## [WHAT IS ASKED]
The records below are to be repeated in full, exactly as they are.

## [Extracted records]
_ _ _ _ _
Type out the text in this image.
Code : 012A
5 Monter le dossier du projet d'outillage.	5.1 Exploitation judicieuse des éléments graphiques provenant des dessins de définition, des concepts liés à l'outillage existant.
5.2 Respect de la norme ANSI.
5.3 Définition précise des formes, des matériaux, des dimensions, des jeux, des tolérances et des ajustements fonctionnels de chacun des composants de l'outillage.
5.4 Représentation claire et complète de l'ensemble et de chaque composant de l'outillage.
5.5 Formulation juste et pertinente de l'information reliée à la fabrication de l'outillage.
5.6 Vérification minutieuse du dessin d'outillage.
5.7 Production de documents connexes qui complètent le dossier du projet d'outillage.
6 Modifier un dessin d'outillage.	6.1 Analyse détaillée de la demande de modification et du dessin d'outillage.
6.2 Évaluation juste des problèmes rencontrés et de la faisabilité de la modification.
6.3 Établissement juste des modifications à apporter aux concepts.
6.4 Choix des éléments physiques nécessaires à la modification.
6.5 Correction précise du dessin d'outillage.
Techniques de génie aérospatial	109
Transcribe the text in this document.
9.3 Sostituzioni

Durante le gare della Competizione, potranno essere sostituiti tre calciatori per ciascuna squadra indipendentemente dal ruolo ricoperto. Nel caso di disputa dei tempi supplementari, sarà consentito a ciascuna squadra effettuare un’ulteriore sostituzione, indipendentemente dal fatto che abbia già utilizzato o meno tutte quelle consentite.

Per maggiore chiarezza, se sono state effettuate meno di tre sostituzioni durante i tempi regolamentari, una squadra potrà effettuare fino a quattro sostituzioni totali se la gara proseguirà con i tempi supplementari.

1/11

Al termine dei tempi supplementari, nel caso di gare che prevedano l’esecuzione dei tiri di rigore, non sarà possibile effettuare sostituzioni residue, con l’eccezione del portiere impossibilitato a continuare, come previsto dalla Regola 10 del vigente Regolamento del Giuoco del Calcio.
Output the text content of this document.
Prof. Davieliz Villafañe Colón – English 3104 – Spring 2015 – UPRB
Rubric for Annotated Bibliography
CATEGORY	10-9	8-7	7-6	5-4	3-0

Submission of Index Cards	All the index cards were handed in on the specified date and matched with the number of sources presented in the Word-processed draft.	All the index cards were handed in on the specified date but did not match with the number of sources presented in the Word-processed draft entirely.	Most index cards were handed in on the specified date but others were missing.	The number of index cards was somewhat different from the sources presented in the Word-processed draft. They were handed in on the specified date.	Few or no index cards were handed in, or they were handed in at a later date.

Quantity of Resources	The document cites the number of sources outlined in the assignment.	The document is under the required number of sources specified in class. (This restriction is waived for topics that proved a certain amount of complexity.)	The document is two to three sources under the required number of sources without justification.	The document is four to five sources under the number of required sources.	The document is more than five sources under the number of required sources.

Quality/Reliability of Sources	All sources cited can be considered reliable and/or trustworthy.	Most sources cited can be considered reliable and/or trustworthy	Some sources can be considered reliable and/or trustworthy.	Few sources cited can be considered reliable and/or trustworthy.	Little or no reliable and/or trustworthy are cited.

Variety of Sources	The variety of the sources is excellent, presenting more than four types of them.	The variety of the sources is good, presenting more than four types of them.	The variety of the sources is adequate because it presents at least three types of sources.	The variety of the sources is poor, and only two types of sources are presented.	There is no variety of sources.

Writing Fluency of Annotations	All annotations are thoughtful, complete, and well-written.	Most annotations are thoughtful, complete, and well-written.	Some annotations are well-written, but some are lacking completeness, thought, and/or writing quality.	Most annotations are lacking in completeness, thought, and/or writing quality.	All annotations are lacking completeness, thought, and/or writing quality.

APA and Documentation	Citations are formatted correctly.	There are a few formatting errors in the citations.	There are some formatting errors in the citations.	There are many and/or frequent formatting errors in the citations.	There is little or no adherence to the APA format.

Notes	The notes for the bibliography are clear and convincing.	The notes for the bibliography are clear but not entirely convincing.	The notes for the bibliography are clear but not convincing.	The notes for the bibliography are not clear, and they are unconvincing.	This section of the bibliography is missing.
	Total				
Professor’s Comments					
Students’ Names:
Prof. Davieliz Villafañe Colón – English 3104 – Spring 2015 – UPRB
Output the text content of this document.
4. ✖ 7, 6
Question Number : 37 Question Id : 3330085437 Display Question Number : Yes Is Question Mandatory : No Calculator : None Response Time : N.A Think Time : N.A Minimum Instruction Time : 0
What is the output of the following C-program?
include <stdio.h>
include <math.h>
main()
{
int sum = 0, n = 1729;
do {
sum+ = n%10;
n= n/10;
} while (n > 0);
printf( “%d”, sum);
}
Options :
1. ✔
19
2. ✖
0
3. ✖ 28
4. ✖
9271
_ _ _ _ _
## [RIGHT ANSWER]
Type out the text in this image.
Code : 012A
5 Monter le dossier du projet d'outillage.	5.1 Exploitation judicieuse des éléments graphiques provenant des dessins de définition, des concepts liés à l'outillage existant.
5.2 Respect de la norme ANSI.
5.3 Définition précise des formes, des matériaux, des dimensions, des jeux, des tolérances et des ajustements fonctionnels de chacun des composants de l'outillage.
5.4 Représentation claire et complète de l'ensemble et de chaque composant de l'outillage.
5.5 Formulation juste et pertinente de l'information reliée à la fabrication de l'outillage.
5.6 Vérification minutieuse du dessin d'outillage.
5.7 Production de documents connexes qui complètent le dossier du projet d'outillage.
6 Modifier un dessin d'outillage.	6.1 Analyse détaillée de la demande de modification et du dessin d'outillage.
6.2 Évaluation juste des problèmes rencontrés et de la faisabilité de la modification.
6.3 Établissement juste des modifications à apporter aux concepts.
6.4 Choix des éléments physiques nécessaires à la modification.
6.5 Correction précise du dessin d'outillage.
Techniques de génie aérospatial	109
Transcribe the text in this document.
9.3 Sostituzioni

Durante le gare della Competizione, potranno essere sostituiti tre calciatori per ciascuna squadra indipendentemente dal ruolo ricoperto. Nel caso di disputa dei tempi supplementari, sarà consentito a ciascuna squadra effettuare un’ulteriore sostituzione, indipendentemente dal fatto che abbia già utilizzato o meno tutte quelle consentite.

Per maggiore chiarezza, se sono state effettuate meno di tre sostituzioni durante i tempi regolamentari, una squadra potrà effettuare fino a quattro sostituzioni totali se la gara proseguirà con i tempi supplementari.

1/11

Al termine dei tempi supplementari, nel caso di gare che prevedano l’esecuzione dei tiri di rigore, non sarà possibile effettuare sostituzioni residue, con l’eccezione del portiere impossibilitato a continuare, come previsto dalla Regola 10 del vigente Regolamento del Giuoco del Calcio.
Output the text content of this document.
Prof. Davieliz Villafañe Colón – English 3104 – Spring 2015 – UPRB
Rubric for Annotated Bibliography
CATEGORY	10-9	8-7	7-6	5-4	3-0

Submission of Index Cards	All the index cards were handed in on the specified date and matched with the number of sources presented in the Word-processed draft.	All the index cards were handed in on the specified date but did not match with the number of sources presented in the Word-processed draft entirely.	Most index cards were handed in on the specified date but others were missing.	The number of index cards was somewhat different from the sources presented in the Word-processed draft. They were handed in on the specified date.	Few or no index cards were handed in, or they were handed in at a later date.

Quantity of Resources	The document cites the number of sources outlined in the assignment.	The document is under the required number of sources specified in class. (This restriction is waived for topics that proved a certain amount of complexity.)	The document is two to three sources under the required number of sources without justification.	The document is four to five sources under the number of required sources.	The document is more than five sources under the number of required sources.

Quality/Reliability of Sources	All sources cited can be considered reliable and/or trustworthy.	Most sources cited can be considered reliable and/or trustworthy	Some sources can be considered reliable and/or trustworthy.	Few sources cited can be considered reliable and/or trustworthy.	Little or no reliable and/or trustworthy are cited.

Variety of Sources	The variety of the sources is excellent, presenting more than four types of them.	The variety of the sources is good, presenting more than four types of them.	The variety of the sources is adequate because it presents at least three types of sources.	The variety of the sources is poor, and only two types of sources are presented.	There is no variety of sources.

Writing Fluency of Annotations	All annotations are thoughtful, complete, and well-written.	Most annotations are thoughtful, complete, and well-written.	Some annotations are well-written, but some are lacking completeness, thought, and/or writing quality.	Most annotations are lacking in completeness, thought, and/or writing quality.	All annotations are lacking completeness, thought, and/or writing quality.

APA and Documentation	Citations are formatted correctly.	There are a few formatting errors in the citations.	There are some formatting errors in the citations.	There are many and/or frequent formatting errors in the citations.	There is little or no adherence to the APA format.

Notes	The notes for the bibliography are clear and convincing.	The notes for the bibliography are clear but not entirely convincing.	The notes for the bibliography are clear but not convincing.	The notes for the bibliography are not clear, and they are unconvincing.	This section of the bibliography is missing.
	Total				
Professor’s Comments					
Students’ Names:
Prof. Davieliz Villafañe Colón – English 3104 – Spring 2015 – UPRB
Output the text content of this document.
4. ✖ 7, 6
Question Number : 37 Question Id : 3330085437 Display Question Number : Yes Is Question Mandatory : No Calculator : None Response Time : N.A Think Time : N.A Minimum Instruction Time : 0
What is the output of the following C-program?
include <stdio.h>
include <math.h>
main()
{
int sum = 0, n = 1729;
do {
sum+ = n%10;
n= n/10;
} while (n > 0);
printf( “%d”, sum);
}
Options :
1. ✔
19
2. ✖
0
3. ✖ 28
4. ✖
9271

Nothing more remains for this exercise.